* START Data lines *

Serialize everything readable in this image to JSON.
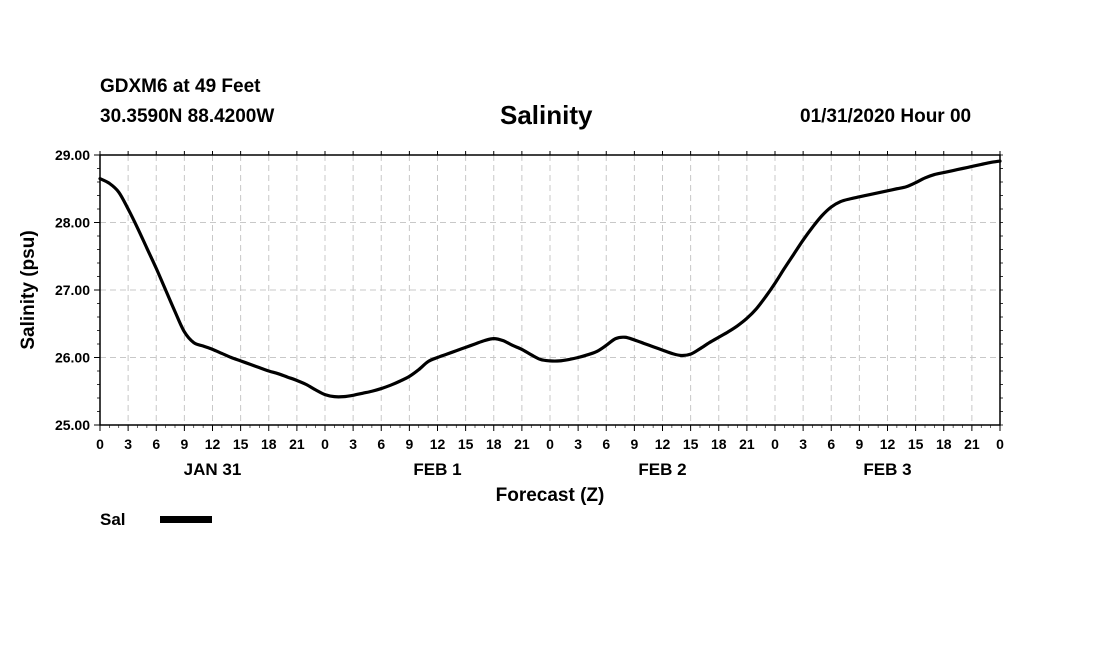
{
  "header": {
    "station": "GDXM6 at 49 Feet",
    "coords": "30.3590N 88.4200W",
    "title": "Salinity",
    "datetime": "01/31/2020 Hour 00"
  },
  "chart_data": {
    "type": "line",
    "title": "Salinity",
    "xlabel": "Forecast (Z)",
    "ylabel": "Salinity (psu)",
    "ylim": [
      25,
      29
    ],
    "xlim": [
      0,
      96
    ],
    "grid": true,
    "y_ticks": [
      "25.00",
      "26.00",
      "27.00",
      "28.00",
      "29.00"
    ],
    "x_tick_labels": [
      "0",
      "3",
      "6",
      "9",
      "12",
      "15",
      "18",
      "21",
      "0",
      "3",
      "6",
      "9",
      "12",
      "15",
      "18",
      "21",
      "0",
      "3",
      "6",
      "9",
      "12",
      "15",
      "18",
      "21",
      "0",
      "3",
      "6",
      "9",
      "12",
      "15",
      "18",
      "21",
      "0"
    ],
    "day_labels": [
      {
        "label": "JAN 31",
        "hour": 12
      },
      {
        "label": "FEB 1",
        "hour": 36
      },
      {
        "label": "FEB 2",
        "hour": 60
      },
      {
        "label": "FEB 3",
        "hour": 84
      }
    ],
    "legend": "bottom-left",
    "series": [
      {
        "name": "Sal",
        "color": "#000000",
        "x": [
          0,
          1,
          2,
          3,
          4,
          5,
          6,
          7,
          8,
          9,
          10,
          11,
          12,
          13,
          14,
          15,
          16,
          17,
          18,
          19,
          20,
          21,
          22,
          23,
          24,
          25,
          26,
          27,
          28,
          29,
          30,
          31,
          32,
          33,
          34,
          35,
          36,
          37,
          38,
          39,
          40,
          41,
          42,
          43,
          44,
          45,
          46,
          47,
          48,
          49,
          50,
          51,
          52,
          53,
          54,
          55,
          56,
          57,
          58,
          59,
          60,
          61,
          62,
          63,
          64,
          65,
          66,
          67,
          68,
          69,
          70,
          71,
          72,
          73,
          74,
          75,
          76,
          77,
          78,
          79,
          80,
          81,
          82,
          83,
          84,
          85,
          86,
          87,
          88,
          89,
          90,
          91,
          92,
          93,
          94,
          95,
          96
        ],
        "values": [
          28.65,
          28.58,
          28.45,
          28.2,
          27.92,
          27.62,
          27.32,
          27.0,
          26.68,
          26.38,
          26.22,
          26.17,
          26.12,
          26.06,
          26.0,
          25.95,
          25.9,
          25.85,
          25.8,
          25.76,
          25.71,
          25.66,
          25.6,
          25.52,
          25.45,
          25.42,
          25.42,
          25.44,
          25.47,
          25.5,
          25.54,
          25.59,
          25.65,
          25.72,
          25.82,
          25.94,
          26.0,
          26.05,
          26.1,
          26.15,
          26.2,
          26.25,
          26.28,
          26.25,
          26.18,
          26.12,
          26.04,
          25.97,
          25.95,
          25.95,
          25.97,
          26.0,
          26.04,
          26.09,
          26.18,
          26.28,
          26.3,
          26.26,
          26.21,
          26.16,
          26.11,
          26.06,
          26.03,
          26.05,
          26.13,
          26.22,
          26.3,
          26.38,
          26.47,
          26.58,
          26.72,
          26.9,
          27.1,
          27.32,
          27.53,
          27.74,
          27.93,
          28.1,
          28.23,
          28.31,
          28.35,
          28.38,
          28.41,
          28.44,
          28.47,
          28.5,
          28.53,
          28.59,
          28.66,
          28.71,
          28.74,
          28.77,
          28.8,
          28.83,
          28.86,
          28.89,
          28.91
        ]
      }
    ]
  }
}
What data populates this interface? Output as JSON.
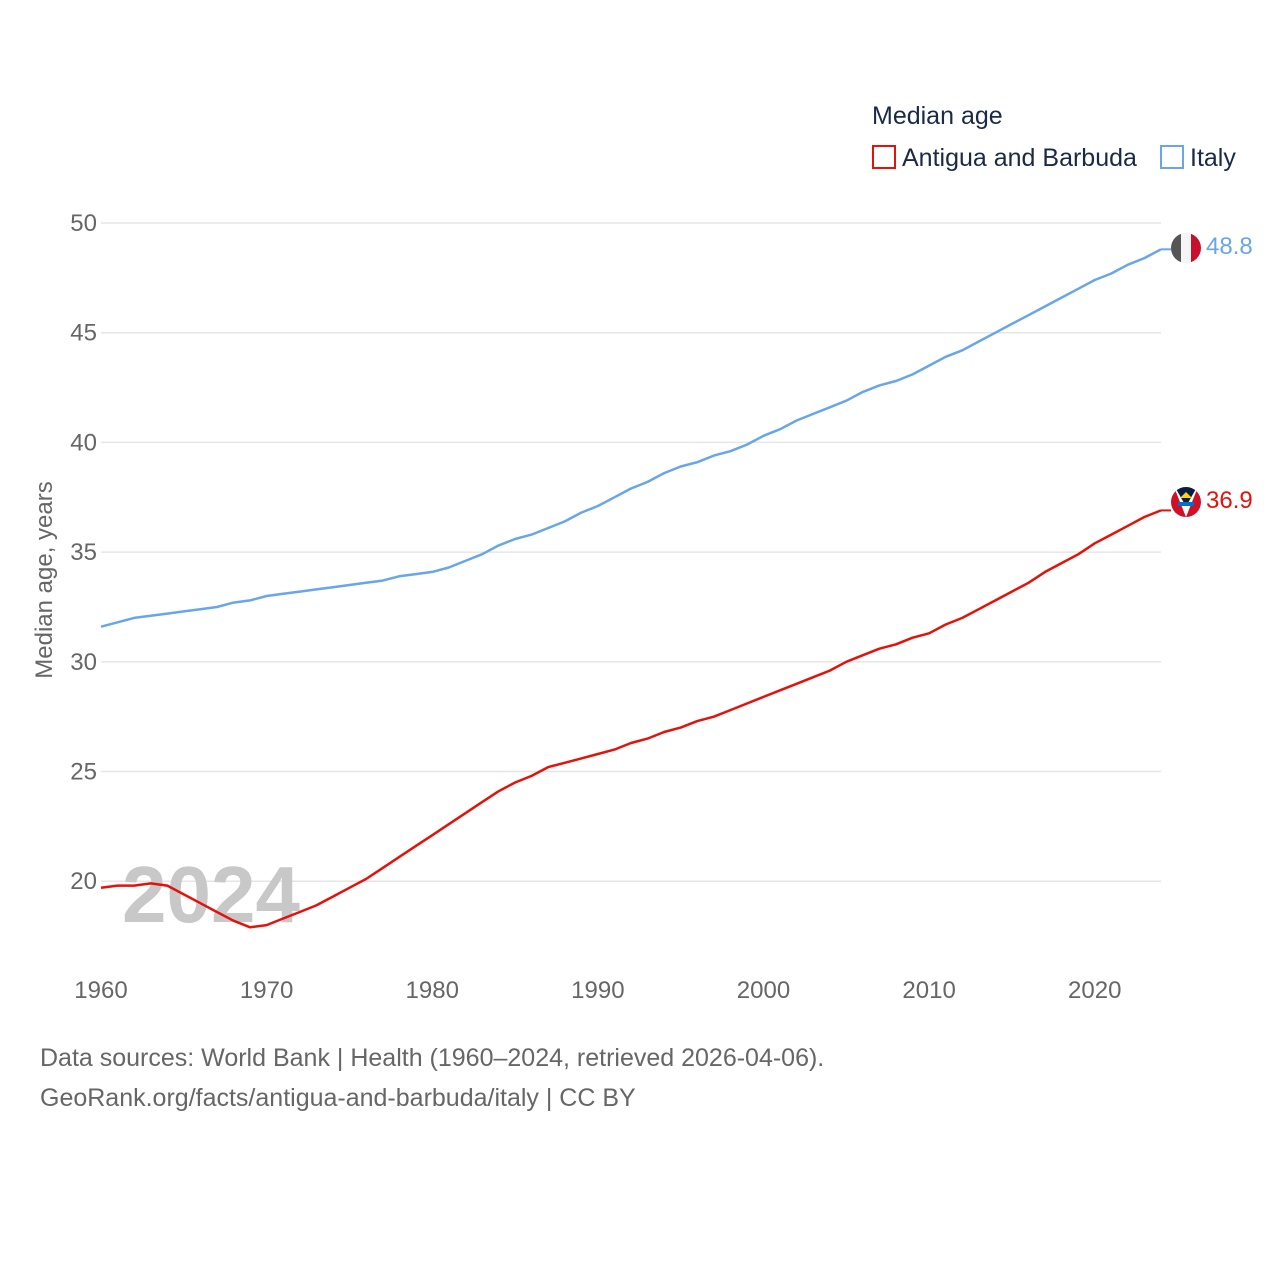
{
  "colors": {
    "antigua": "#e3120b",
    "italy": "#68a6e8",
    "grid": "#e6e6e6",
    "text": "#666666"
  },
  "legend": {
    "title": "Median age",
    "items": [
      "Antigua and Barbuda",
      "Italy"
    ]
  },
  "year_watermark": "2024",
  "end_labels": {
    "antigua": "36.9",
    "italy": "48.8"
  },
  "source": {
    "line1": "Data sources: World Bank | Health (1960–2024, retrieved 2026-04-06).",
    "line2": "GeoRank.org/facts/antigua-and-barbuda/italy | CC BY"
  },
  "chart_data": {
    "type": "line",
    "title": "Median age",
    "xlabel": "",
    "ylabel": "Median age, years",
    "xlim": [
      1960,
      2024
    ],
    "ylim": [
      16,
      50
    ],
    "x_ticks": [
      1960,
      1970,
      1980,
      1990,
      2000,
      2010,
      2020
    ],
    "y_ticks": [
      20,
      25,
      30,
      35,
      40,
      45,
      50
    ],
    "grid": true,
    "legend_position": "top-right",
    "x": [
      1960,
      1961,
      1962,
      1963,
      1964,
      1965,
      1966,
      1967,
      1968,
      1969,
      1970,
      1971,
      1972,
      1973,
      1974,
      1975,
      1976,
      1977,
      1978,
      1979,
      1980,
      1981,
      1982,
      1983,
      1984,
      1985,
      1986,
      1987,
      1988,
      1989,
      1990,
      1991,
      1992,
      1993,
      1994,
      1995,
      1996,
      1997,
      1998,
      1999,
      2000,
      2001,
      2002,
      2003,
      2004,
      2005,
      2006,
      2007,
      2008,
      2009,
      2010,
      2011,
      2012,
      2013,
      2014,
      2015,
      2016,
      2017,
      2018,
      2019,
      2020,
      2021,
      2022,
      2023,
      2024
    ],
    "series": [
      {
        "name": "Antigua and Barbuda",
        "color": "#e3120b",
        "values": [
          19.7,
          19.8,
          19.8,
          19.9,
          19.8,
          19.4,
          19.0,
          18.6,
          18.2,
          17.9,
          18.0,
          18.3,
          18.6,
          18.9,
          19.3,
          19.7,
          20.1,
          20.6,
          21.1,
          21.6,
          22.1,
          22.6,
          23.1,
          23.6,
          24.1,
          24.5,
          24.8,
          25.2,
          25.4,
          25.6,
          25.8,
          26.0,
          26.3,
          26.5,
          26.8,
          27.0,
          27.3,
          27.5,
          27.8,
          28.1,
          28.4,
          28.7,
          29.0,
          29.3,
          29.6,
          30.0,
          30.3,
          30.6,
          30.8,
          31.1,
          31.3,
          31.7,
          32.0,
          32.4,
          32.8,
          33.2,
          33.6,
          34.1,
          34.5,
          34.9,
          35.4,
          35.8,
          36.2,
          36.6,
          36.9
        ]
      },
      {
        "name": "Italy",
        "color": "#68a6e8",
        "values": [
          31.6,
          31.8,
          32.0,
          32.1,
          32.2,
          32.3,
          32.4,
          32.5,
          32.7,
          32.8,
          33.0,
          33.1,
          33.2,
          33.3,
          33.4,
          33.5,
          33.6,
          33.7,
          33.9,
          34.0,
          34.1,
          34.3,
          34.6,
          34.9,
          35.3,
          35.6,
          35.8,
          36.1,
          36.4,
          36.8,
          37.1,
          37.5,
          37.9,
          38.2,
          38.6,
          38.9,
          39.1,
          39.4,
          39.6,
          39.9,
          40.3,
          40.6,
          41.0,
          41.3,
          41.6,
          41.9,
          42.3,
          42.6,
          42.8,
          43.1,
          43.5,
          43.9,
          44.2,
          44.6,
          45.0,
          45.4,
          45.8,
          46.2,
          46.6,
          47.0,
          47.4,
          47.7,
          48.1,
          48.4,
          48.8
        ]
      }
    ]
  }
}
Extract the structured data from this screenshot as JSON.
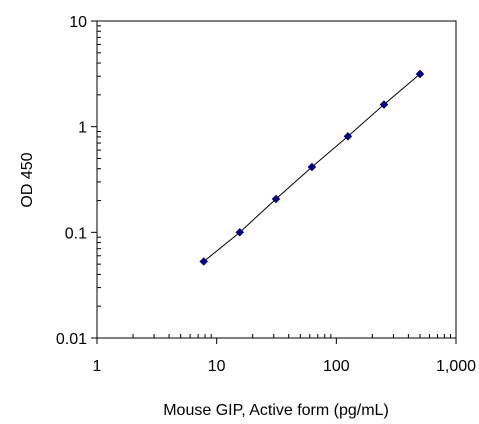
{
  "chart_data": {
    "type": "scatter",
    "title": "",
    "xlabel": "Mouse GIP, Active form (pg/mL)",
    "ylabel": "OD 450",
    "x_scale": "log",
    "y_scale": "log",
    "xlim": [
      1,
      1000
    ],
    "ylim": [
      0.01,
      10
    ],
    "grid": false,
    "legend": "none",
    "x_ticks": [
      {
        "value": 1,
        "label": "1"
      },
      {
        "value": 10,
        "label": "10"
      },
      {
        "value": 100,
        "label": "100"
      },
      {
        "value": 1000,
        "label": "1,000"
      }
    ],
    "y_ticks": [
      {
        "value": 0.01,
        "label": "0.01"
      },
      {
        "value": 0.1,
        "label": "0.1"
      },
      {
        "value": 1,
        "label": "1"
      },
      {
        "value": 10,
        "label": "10"
      }
    ],
    "series": [
      {
        "x": [
          7.8,
          15.6,
          31.3,
          62.5,
          125,
          250,
          500
        ],
        "y": [
          0.053,
          0.1,
          0.207,
          0.415,
          0.81,
          1.62,
          3.15
        ],
        "marker": "diamond",
        "color": "#000080",
        "line_color": "#000000"
      }
    ]
  }
}
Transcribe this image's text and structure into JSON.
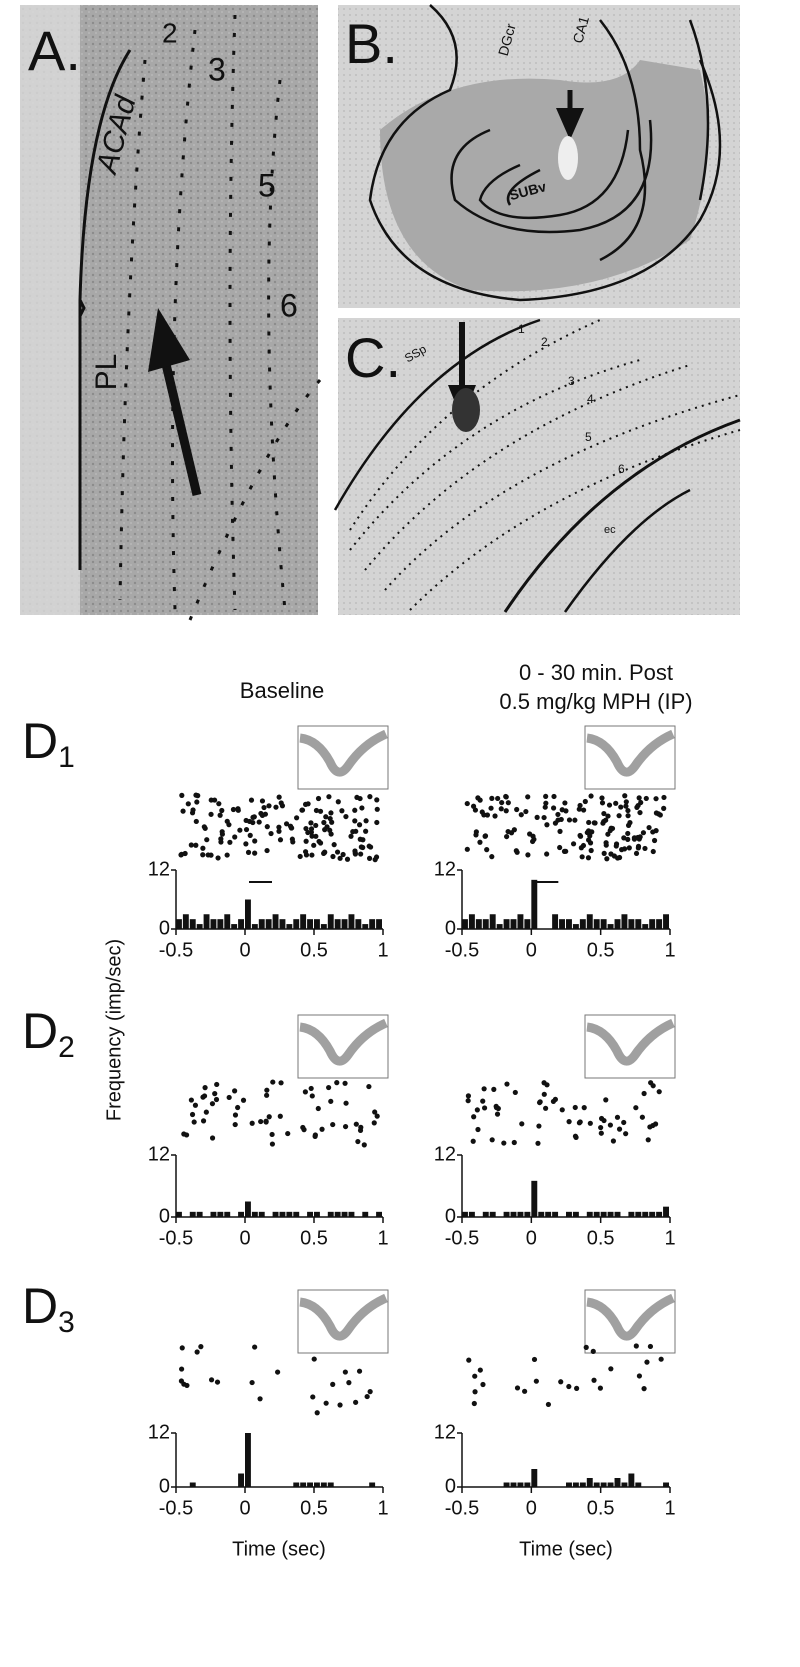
{
  "panel_a": {
    "label": "A.",
    "layers": [
      "2",
      "3",
      "5",
      "6"
    ],
    "regions": [
      "ACAd",
      "PL"
    ]
  },
  "panel_b": {
    "label": "B.",
    "regions": [
      "DGcr",
      "CA1",
      "SUBv"
    ]
  },
  "panel_c": {
    "label": "C.",
    "layers": [
      "1",
      "2",
      "3",
      "4",
      "5",
      "6"
    ],
    "regions": [
      "SSp",
      "ec"
    ]
  },
  "columns": {
    "baseline": "Baseline",
    "post_line1": "0 - 30 min. Post",
    "post_line2": "0.5 mg/kg MPH (IP)"
  },
  "rows": [
    {
      "letter": "D",
      "sub": "1"
    },
    {
      "letter": "D",
      "sub": "2"
    },
    {
      "letter": "D",
      "sub": "3"
    }
  ],
  "y_axis_label": "Frequency (imp/sec)",
  "x_axis_label": "Time (sec)",
  "chart_data": [
    {
      "type": "histogram",
      "bins": [
        -0.5,
        -0.45,
        -0.4,
        -0.35,
        -0.3,
        -0.25,
        -0.2,
        -0.15,
        -0.1,
        -0.05,
        0,
        0.05,
        0.1,
        0.15,
        0.2,
        0.25,
        0.3,
        0.35,
        0.4,
        0.45,
        0.5,
        0.55,
        0.6,
        0.65,
        0.7,
        0.75,
        0.8,
        0.85,
        0.9,
        0.95,
        1
      ],
      "values": [
        2,
        3,
        2,
        1,
        3,
        2,
        2,
        3,
        1,
        2,
        6,
        1,
        2,
        2,
        3,
        2,
        1,
        2,
        3,
        2,
        2,
        1,
        3,
        2,
        2,
        3,
        2,
        1,
        2,
        2
      ],
      "color": "#111111",
      "xlim": [
        -0.5,
        1
      ],
      "xticks": [
        -0.5,
        0,
        0.5,
        1
      ],
      "ylim": [
        0,
        12
      ],
      "yticks": [
        0,
        12
      ]
    },
    {
      "type": "histogram",
      "bins": [
        -0.5,
        -0.45,
        -0.4,
        -0.35,
        -0.3,
        -0.25,
        -0.2,
        -0.15,
        -0.1,
        -0.05,
        0,
        0.05,
        0.1,
        0.15,
        0.2,
        0.25,
        0.3,
        0.35,
        0.4,
        0.45,
        0.5,
        0.55,
        0.6,
        0.65,
        0.7,
        0.75,
        0.8,
        0.85,
        0.9,
        0.95,
        1
      ],
      "values": [
        2,
        3,
        2,
        2,
        3,
        1,
        2,
        2,
        3,
        2,
        10,
        0,
        0,
        3,
        2,
        2,
        1,
        2,
        3,
        2,
        2,
        1,
        2,
        3,
        2,
        2,
        1,
        2,
        2,
        3
      ],
      "color": "#111111",
      "xlim": [
        -0.5,
        1
      ],
      "xticks": [
        -0.5,
        0,
        0.5,
        1
      ],
      "ylim": [
        0,
        12
      ],
      "yticks": [
        0,
        12
      ]
    },
    {
      "type": "histogram",
      "bins": [
        -0.5,
        -0.45,
        -0.4,
        -0.35,
        -0.3,
        -0.25,
        -0.2,
        -0.15,
        -0.1,
        -0.05,
        0,
        0.05,
        0.1,
        0.15,
        0.2,
        0.25,
        0.3,
        0.35,
        0.4,
        0.45,
        0.5,
        0.55,
        0.6,
        0.65,
        0.7,
        0.75,
        0.8,
        0.85,
        0.9,
        0.95,
        1
      ],
      "values": [
        1,
        0,
        1,
        1,
        0,
        1,
        1,
        1,
        0,
        1,
        3,
        1,
        1,
        0,
        1,
        1,
        1,
        1,
        0,
        1,
        1,
        0,
        1,
        1,
        1,
        1,
        0,
        1,
        0,
        1
      ],
      "color": "#111111",
      "xlim": [
        -0.5,
        1
      ],
      "xticks": [
        -0.5,
        0,
        0.5,
        1
      ],
      "ylim": [
        0,
        12
      ],
      "yticks": [
        0,
        12
      ]
    },
    {
      "type": "histogram",
      "bins": [
        -0.5,
        -0.45,
        -0.4,
        -0.35,
        -0.3,
        -0.25,
        -0.2,
        -0.15,
        -0.1,
        -0.05,
        0,
        0.05,
        0.1,
        0.15,
        0.2,
        0.25,
        0.3,
        0.35,
        0.4,
        0.45,
        0.5,
        0.55,
        0.6,
        0.65,
        0.7,
        0.75,
        0.8,
        0.85,
        0.9,
        0.95,
        1
      ],
      "values": [
        1,
        1,
        0,
        1,
        1,
        0,
        1,
        1,
        1,
        1,
        7,
        1,
        1,
        1,
        0,
        1,
        1,
        0,
        1,
        1,
        1,
        1,
        1,
        0,
        1,
        1,
        1,
        1,
        1,
        2
      ],
      "color": "#111111",
      "xlim": [
        -0.5,
        1
      ],
      "xticks": [
        -0.5,
        0,
        0.5,
        1
      ],
      "ylim": [
        0,
        12
      ],
      "yticks": [
        0,
        12
      ]
    },
    {
      "type": "histogram",
      "bins": [
        -0.5,
        -0.45,
        -0.4,
        -0.35,
        -0.3,
        -0.25,
        -0.2,
        -0.15,
        -0.1,
        -0.05,
        0,
        0.05,
        0.1,
        0.15,
        0.2,
        0.25,
        0.3,
        0.35,
        0.4,
        0.45,
        0.5,
        0.55,
        0.6,
        0.65,
        0.7,
        0.75,
        0.8,
        0.85,
        0.9,
        0.95,
        1
      ],
      "values": [
        0,
        0,
        1,
        0,
        0,
        0,
        0,
        0,
        0,
        3,
        12,
        0,
        0,
        0,
        0,
        0,
        0,
        1,
        1,
        1,
        1,
        1,
        1,
        0,
        0,
        0,
        0,
        0,
        1,
        0
      ],
      "color": "#111111",
      "xlim": [
        -0.5,
        1
      ],
      "xticks": [
        -0.5,
        0,
        0.5,
        1
      ],
      "ylim": [
        0,
        12
      ],
      "yticks": [
        0,
        12
      ]
    },
    {
      "type": "histogram",
      "bins": [
        -0.5,
        -0.45,
        -0.4,
        -0.35,
        -0.3,
        -0.25,
        -0.2,
        -0.15,
        -0.1,
        -0.05,
        0,
        0.05,
        0.1,
        0.15,
        0.2,
        0.25,
        0.3,
        0.35,
        0.4,
        0.45,
        0.5,
        0.55,
        0.6,
        0.65,
        0.7,
        0.75,
        0.8,
        0.85,
        0.9,
        0.95,
        1
      ],
      "values": [
        0,
        0,
        0,
        0,
        0,
        0,
        1,
        1,
        1,
        1,
        4,
        0,
        0,
        0,
        0,
        1,
        1,
        1,
        2,
        1,
        1,
        1,
        2,
        1,
        3,
        1,
        0,
        0,
        0,
        1
      ],
      "color": "#111111",
      "xlim": [
        -0.5,
        1
      ],
      "xticks": [
        -0.5,
        0,
        0.5,
        1
      ],
      "ylim": [
        0,
        12
      ],
      "yticks": [
        0,
        12
      ]
    }
  ]
}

* END Data lines *

Exercise instructions: Collect from the data above every line that includes "JSON".

The answer:
Serialize everything readable in this image to JSON.
What data populates this interface? Output as JSON.
Extract the structured data from this screenshot as JSON.
Transcribe this image's text and structure into JSON.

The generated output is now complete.